Rewrite the items starting at the line that contains "code-token: ) xyxy=(220,770,231,791)" and ending at the line that contains "bullet-list: Lagre og", changing "inline-code-chip" to "code-chip" and leaving everything else the same.

▽

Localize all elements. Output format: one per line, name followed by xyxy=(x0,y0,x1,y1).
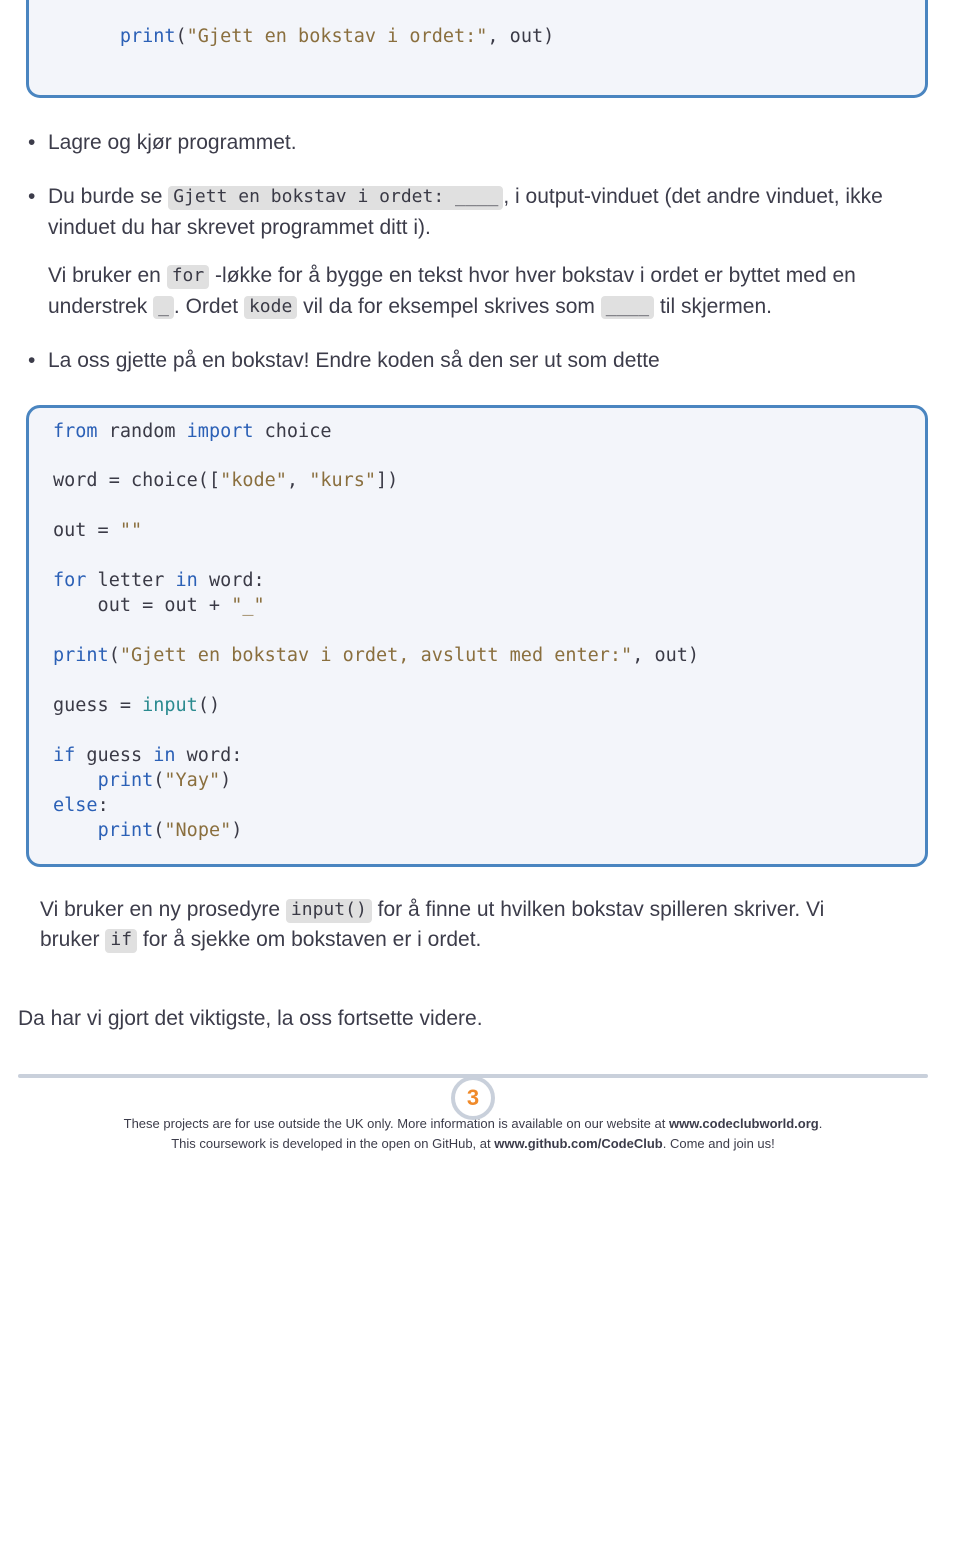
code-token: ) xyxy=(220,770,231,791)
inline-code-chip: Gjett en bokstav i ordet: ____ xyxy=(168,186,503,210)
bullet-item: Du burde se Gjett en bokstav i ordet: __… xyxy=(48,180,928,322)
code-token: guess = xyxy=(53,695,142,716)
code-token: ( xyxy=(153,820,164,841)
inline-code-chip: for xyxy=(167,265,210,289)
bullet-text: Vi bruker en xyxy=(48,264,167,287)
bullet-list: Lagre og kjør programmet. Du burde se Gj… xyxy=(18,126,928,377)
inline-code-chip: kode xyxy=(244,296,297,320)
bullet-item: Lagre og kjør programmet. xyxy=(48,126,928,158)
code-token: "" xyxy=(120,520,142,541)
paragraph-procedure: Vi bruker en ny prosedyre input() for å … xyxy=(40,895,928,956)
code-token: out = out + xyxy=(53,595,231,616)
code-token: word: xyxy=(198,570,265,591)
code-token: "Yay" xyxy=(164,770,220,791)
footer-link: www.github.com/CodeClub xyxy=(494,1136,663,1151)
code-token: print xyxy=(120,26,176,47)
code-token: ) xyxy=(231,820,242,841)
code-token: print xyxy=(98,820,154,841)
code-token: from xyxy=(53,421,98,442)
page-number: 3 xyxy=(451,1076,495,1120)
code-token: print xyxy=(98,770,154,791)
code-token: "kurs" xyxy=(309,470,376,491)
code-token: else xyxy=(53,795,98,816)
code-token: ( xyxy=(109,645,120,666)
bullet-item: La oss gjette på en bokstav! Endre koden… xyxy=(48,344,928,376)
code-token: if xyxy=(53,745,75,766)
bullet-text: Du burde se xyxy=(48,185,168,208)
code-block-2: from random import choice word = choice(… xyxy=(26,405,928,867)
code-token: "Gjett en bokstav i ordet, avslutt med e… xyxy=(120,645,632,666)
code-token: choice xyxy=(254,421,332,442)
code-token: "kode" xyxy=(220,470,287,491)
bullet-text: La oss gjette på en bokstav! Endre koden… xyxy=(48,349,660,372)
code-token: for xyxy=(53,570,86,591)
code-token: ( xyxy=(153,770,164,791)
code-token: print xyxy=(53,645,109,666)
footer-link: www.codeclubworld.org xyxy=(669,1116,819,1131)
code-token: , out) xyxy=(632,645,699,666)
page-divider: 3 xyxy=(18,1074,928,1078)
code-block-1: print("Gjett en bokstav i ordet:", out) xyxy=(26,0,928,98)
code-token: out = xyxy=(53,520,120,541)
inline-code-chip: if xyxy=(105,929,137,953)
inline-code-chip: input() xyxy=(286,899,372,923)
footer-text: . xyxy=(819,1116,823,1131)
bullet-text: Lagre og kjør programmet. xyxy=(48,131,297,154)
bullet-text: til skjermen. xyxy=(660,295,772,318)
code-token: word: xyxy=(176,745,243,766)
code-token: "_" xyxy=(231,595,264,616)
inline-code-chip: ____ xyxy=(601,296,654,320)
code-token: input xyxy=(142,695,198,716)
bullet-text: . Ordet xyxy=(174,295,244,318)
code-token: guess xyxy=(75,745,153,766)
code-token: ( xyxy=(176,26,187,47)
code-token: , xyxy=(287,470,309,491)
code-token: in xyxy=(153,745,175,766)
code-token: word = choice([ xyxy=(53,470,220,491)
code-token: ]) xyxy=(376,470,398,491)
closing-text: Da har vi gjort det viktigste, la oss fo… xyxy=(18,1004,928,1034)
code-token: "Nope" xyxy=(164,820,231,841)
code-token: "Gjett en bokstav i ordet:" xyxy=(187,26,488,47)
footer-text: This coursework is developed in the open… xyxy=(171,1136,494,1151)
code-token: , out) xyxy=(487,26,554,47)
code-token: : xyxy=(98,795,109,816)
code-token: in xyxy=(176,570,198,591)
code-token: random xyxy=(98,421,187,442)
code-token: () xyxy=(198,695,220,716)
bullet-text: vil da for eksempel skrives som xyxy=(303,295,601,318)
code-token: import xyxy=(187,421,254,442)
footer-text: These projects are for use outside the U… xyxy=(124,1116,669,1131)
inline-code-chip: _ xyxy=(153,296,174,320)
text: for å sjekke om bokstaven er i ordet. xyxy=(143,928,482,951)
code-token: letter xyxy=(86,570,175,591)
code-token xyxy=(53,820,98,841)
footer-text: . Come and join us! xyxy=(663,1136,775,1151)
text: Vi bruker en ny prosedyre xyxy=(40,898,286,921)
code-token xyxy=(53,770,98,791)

△

The answer:
code-token: ) xyxy=(220,770,231,791)
code-chip: Gjett en bokstav i ordet: ____ xyxy=(168,186,503,210)
bullet-item: Du burde se Gjett en bokstav i ordet: __… xyxy=(48,180,928,322)
code-token: guess = xyxy=(53,695,142,716)
code-token: ( xyxy=(153,820,164,841)
code-chip: for xyxy=(167,265,210,289)
bullet-text: Vi bruker en xyxy=(48,264,167,287)
bullet-list: Lagre og kjør programmet. Du burde se Gj… xyxy=(18,126,928,377)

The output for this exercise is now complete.